(Data listing):

┌──

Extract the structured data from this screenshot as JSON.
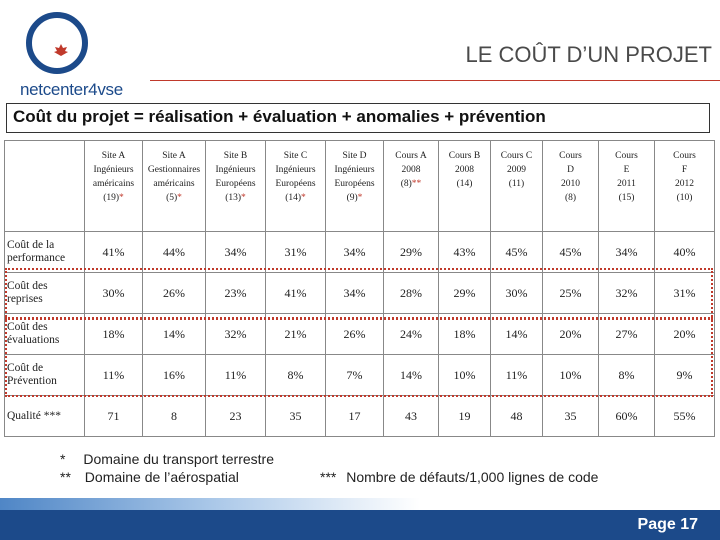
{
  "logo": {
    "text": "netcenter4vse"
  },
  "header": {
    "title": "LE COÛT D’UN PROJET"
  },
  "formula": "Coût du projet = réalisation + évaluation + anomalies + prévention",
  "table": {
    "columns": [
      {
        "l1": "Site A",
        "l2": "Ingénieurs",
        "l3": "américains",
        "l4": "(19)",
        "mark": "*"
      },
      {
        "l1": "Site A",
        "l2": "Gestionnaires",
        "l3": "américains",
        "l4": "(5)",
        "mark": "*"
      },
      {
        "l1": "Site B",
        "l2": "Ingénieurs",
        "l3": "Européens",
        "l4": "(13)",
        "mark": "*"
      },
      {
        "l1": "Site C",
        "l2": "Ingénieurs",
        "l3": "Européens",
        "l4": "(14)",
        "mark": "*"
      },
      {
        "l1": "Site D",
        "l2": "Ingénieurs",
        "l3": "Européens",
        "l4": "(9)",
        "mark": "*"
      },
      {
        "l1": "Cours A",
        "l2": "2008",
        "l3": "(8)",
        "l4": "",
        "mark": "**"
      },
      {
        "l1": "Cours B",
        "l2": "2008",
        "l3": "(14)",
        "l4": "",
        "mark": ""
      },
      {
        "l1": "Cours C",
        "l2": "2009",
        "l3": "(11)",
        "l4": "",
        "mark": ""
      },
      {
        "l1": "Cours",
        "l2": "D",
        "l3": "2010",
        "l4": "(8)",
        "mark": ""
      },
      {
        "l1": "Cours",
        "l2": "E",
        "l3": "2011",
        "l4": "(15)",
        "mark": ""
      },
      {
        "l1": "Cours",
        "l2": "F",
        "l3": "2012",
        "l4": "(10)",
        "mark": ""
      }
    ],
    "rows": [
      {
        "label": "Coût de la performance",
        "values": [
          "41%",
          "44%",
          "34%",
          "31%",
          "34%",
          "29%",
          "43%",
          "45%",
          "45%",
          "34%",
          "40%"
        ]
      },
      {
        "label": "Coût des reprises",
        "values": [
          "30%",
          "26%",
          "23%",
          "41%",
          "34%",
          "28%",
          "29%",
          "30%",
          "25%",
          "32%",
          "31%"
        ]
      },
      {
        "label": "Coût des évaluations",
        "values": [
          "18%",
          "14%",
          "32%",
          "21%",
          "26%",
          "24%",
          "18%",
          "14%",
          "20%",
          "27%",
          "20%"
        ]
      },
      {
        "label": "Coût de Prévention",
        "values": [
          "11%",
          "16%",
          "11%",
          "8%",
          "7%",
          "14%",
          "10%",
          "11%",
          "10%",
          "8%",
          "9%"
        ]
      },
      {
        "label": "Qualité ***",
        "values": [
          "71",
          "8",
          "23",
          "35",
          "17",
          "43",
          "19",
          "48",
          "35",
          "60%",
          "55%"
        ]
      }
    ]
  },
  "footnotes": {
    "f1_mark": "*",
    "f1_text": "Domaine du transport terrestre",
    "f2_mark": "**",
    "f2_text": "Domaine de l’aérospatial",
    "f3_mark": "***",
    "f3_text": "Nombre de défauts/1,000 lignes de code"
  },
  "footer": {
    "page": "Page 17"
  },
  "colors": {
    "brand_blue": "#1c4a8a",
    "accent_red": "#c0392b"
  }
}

└──
┌──

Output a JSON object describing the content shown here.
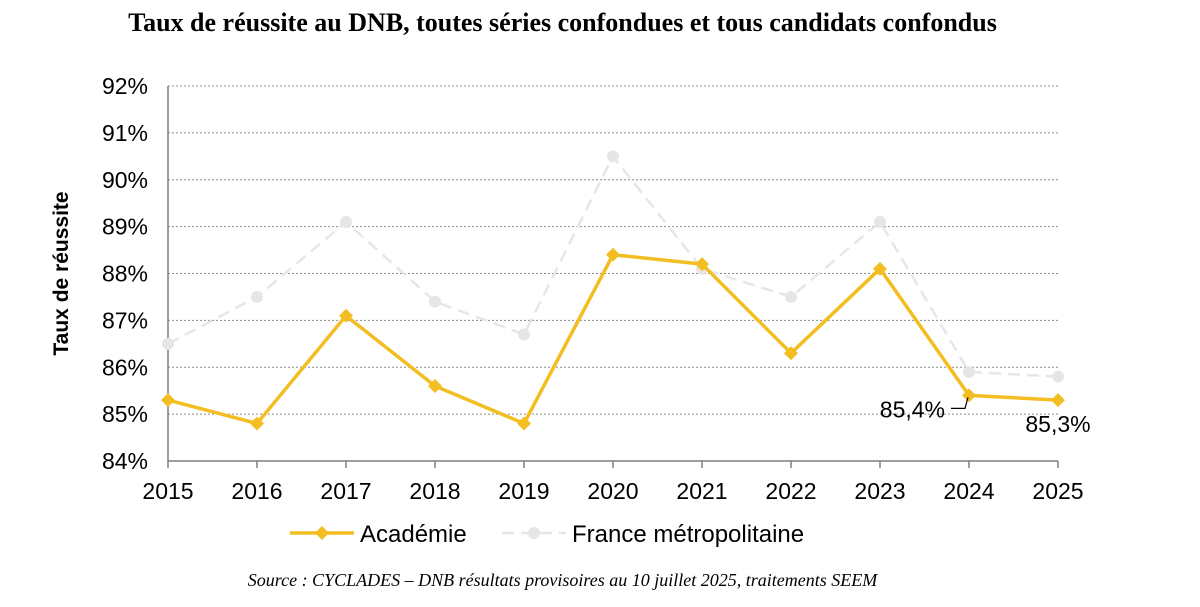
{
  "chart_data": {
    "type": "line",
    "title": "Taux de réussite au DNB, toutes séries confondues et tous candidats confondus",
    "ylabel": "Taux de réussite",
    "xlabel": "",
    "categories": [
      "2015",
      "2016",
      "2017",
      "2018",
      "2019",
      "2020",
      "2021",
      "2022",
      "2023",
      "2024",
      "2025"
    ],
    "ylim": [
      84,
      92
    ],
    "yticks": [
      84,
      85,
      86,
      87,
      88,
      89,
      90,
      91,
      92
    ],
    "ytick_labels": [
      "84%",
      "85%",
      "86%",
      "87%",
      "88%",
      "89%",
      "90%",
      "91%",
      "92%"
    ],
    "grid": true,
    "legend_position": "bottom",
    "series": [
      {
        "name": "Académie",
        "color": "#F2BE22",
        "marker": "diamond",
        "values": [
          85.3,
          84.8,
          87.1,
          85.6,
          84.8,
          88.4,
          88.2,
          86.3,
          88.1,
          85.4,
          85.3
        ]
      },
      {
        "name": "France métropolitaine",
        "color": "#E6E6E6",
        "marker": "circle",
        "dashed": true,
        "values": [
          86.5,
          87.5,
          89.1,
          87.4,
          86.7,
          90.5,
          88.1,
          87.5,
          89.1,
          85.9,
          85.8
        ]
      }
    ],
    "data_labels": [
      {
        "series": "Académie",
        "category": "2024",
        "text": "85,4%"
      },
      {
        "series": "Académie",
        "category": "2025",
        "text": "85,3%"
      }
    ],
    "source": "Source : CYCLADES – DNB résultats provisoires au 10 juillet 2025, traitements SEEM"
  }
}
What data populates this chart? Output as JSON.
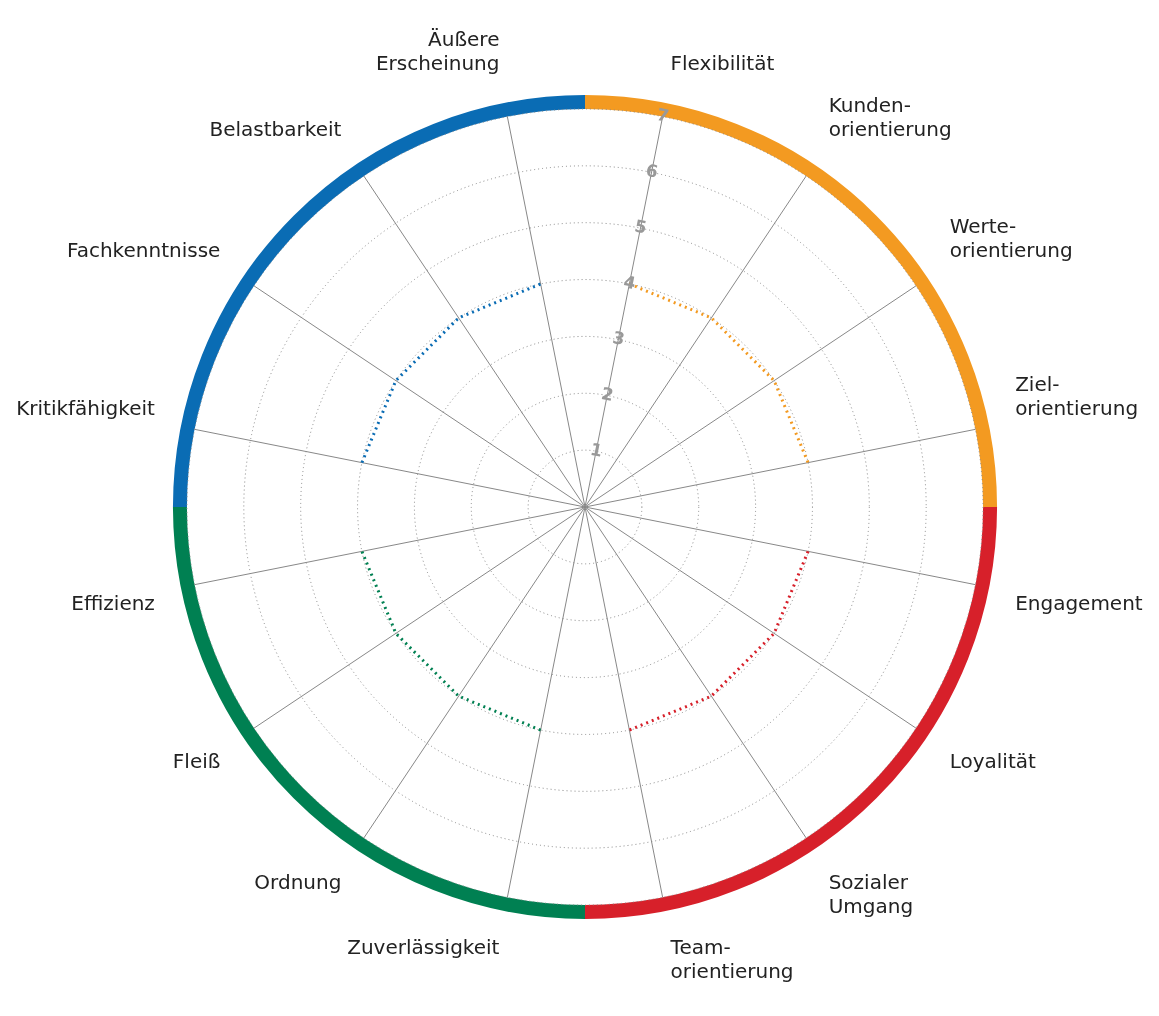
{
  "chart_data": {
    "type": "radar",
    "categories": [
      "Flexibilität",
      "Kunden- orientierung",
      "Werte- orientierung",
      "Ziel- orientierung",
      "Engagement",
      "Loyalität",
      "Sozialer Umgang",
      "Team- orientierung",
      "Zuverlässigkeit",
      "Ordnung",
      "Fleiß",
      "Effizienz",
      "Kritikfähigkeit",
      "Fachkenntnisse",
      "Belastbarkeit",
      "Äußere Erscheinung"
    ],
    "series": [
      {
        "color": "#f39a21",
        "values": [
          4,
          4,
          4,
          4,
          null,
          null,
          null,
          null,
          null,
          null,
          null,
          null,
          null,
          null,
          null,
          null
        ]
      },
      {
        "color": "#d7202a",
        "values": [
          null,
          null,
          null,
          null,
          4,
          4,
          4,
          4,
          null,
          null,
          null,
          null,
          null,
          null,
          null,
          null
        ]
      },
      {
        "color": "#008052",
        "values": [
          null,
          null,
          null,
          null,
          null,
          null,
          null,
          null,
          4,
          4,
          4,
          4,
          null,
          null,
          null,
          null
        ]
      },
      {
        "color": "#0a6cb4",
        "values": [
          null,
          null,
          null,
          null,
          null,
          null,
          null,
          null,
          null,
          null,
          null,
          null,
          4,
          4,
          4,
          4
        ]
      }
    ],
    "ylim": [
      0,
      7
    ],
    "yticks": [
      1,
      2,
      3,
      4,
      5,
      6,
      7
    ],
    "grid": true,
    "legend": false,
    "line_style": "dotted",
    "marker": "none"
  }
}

└──
┌──

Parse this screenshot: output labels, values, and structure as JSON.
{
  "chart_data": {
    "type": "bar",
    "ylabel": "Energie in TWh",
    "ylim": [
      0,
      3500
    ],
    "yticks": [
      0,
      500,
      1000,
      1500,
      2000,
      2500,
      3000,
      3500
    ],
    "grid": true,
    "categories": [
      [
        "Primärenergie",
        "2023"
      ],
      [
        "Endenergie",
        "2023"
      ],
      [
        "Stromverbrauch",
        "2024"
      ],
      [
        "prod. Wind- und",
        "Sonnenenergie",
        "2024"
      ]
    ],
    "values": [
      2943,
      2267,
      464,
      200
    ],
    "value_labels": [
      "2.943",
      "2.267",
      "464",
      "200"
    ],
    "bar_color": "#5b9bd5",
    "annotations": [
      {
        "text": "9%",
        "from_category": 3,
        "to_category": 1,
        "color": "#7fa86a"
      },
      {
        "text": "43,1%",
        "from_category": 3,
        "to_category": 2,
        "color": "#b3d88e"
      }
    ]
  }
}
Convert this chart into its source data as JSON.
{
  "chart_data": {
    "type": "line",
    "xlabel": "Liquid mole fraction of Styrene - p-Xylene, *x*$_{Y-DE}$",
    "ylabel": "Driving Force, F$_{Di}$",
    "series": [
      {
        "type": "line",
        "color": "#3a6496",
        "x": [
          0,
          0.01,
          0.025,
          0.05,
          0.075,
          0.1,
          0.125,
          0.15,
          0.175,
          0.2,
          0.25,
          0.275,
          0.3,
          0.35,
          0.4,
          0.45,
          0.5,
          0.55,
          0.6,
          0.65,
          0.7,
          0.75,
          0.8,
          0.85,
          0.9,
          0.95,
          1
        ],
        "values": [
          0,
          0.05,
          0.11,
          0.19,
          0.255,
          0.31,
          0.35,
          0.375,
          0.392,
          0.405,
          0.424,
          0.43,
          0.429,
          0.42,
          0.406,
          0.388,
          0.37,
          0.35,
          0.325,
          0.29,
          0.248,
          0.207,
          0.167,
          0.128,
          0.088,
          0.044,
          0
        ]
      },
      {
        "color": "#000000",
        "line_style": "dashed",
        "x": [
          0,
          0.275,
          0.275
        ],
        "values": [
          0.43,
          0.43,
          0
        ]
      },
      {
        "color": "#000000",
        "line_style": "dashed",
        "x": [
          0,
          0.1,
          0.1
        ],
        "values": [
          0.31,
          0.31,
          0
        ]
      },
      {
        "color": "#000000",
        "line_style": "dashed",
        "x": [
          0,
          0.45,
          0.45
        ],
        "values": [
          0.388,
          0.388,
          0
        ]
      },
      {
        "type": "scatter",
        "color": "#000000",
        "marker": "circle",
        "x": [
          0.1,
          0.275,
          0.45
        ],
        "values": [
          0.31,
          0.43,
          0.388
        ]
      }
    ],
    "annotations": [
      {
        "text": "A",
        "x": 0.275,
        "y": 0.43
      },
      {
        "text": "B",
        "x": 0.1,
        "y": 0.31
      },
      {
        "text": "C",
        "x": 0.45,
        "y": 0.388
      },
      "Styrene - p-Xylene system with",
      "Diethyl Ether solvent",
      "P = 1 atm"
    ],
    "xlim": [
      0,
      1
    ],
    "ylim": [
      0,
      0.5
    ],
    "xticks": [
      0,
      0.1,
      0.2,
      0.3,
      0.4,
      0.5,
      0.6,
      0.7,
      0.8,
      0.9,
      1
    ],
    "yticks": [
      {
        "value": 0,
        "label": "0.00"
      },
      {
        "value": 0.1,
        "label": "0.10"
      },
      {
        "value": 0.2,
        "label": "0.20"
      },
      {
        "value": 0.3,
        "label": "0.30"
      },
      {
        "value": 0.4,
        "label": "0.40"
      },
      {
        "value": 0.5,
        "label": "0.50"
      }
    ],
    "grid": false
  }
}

└──

(Work instructions): Write out each line of the data that holds the string "orientierung".

(Written solution):
      "Kunden- orientierung",
      "Werte- orientierung",
      "Ziel- orientierung",
      "Team- orientierung",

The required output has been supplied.